▶ [EXERCISE REQUIREMENTS] Please copy all the lines that follow, word for word.

Records from a data source

────────

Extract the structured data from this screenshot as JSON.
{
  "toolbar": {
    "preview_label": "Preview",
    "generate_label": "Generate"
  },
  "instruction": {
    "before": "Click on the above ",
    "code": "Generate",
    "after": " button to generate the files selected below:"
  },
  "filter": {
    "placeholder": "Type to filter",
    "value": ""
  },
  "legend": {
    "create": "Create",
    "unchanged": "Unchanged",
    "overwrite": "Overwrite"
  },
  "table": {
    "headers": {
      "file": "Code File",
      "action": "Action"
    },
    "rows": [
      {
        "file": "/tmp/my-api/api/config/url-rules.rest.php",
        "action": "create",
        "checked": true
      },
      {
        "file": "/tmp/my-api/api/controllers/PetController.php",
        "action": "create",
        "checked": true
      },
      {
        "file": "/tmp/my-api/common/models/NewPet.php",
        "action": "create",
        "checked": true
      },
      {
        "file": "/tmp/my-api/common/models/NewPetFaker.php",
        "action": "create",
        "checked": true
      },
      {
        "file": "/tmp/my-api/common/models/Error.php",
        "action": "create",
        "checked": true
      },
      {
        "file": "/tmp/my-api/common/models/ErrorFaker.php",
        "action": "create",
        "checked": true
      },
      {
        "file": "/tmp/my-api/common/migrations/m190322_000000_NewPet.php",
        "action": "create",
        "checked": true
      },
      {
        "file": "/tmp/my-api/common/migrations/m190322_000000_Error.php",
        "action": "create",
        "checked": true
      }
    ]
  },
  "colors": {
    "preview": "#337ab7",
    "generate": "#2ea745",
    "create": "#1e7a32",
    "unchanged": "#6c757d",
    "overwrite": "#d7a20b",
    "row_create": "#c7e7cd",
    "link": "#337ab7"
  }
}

────────

▶ [ANSWER TO THE PROBLEM]
Extract the structured data from this screenshot as JSON.
{
  "toolbar": {
    "preview_label": "Preview",
    "generate_label": "Generate"
  },
  "instruction": {
    "before": "Click on the above ",
    "code": "Generate",
    "after": " button to generate the files selected below:"
  },
  "filter": {
    "placeholder": "Type to filter",
    "value": ""
  },
  "legend": {
    "create": "Create",
    "unchanged": "Unchanged",
    "overwrite": "Overwrite"
  },
  "table": {
    "headers": {
      "file": "Code File",
      "action": "Action"
    },
    "rows": [
      {
        "file": "/tmp/my-api/api/config/url-rules.rest.php",
        "action": "create",
        "checked": true
      },
      {
        "file": "/tmp/my-api/api/controllers/PetController.php",
        "action": "create",
        "checked": true
      },
      {
        "file": "/tmp/my-api/common/models/NewPet.php",
        "action": "create",
        "checked": true
      },
      {
        "file": "/tmp/my-api/common/models/NewPetFaker.php",
        "action": "create",
        "checked": true
      },
      {
        "file": "/tmp/my-api/common/models/Error.php",
        "action": "create",
        "checked": true
      },
      {
        "file": "/tmp/my-api/common/models/ErrorFaker.php",
        "action": "create",
        "checked": true
      },
      {
        "file": "/tmp/my-api/common/migrations/m190322_000000_NewPet.php",
        "action": "create",
        "checked": true
      },
      {
        "file": "/tmp/my-api/common/migrations/m190322_000000_Error.php",
        "action": "create",
        "checked": true
      }
    ]
  },
  "colors": {
    "preview": "#337ab7",
    "generate": "#2ea745",
    "create": "#1e7a32",
    "unchanged": "#6c757d",
    "overwrite": "#d7a20b",
    "row_create": "#c7e7cd",
    "link": "#337ab7"
  }
}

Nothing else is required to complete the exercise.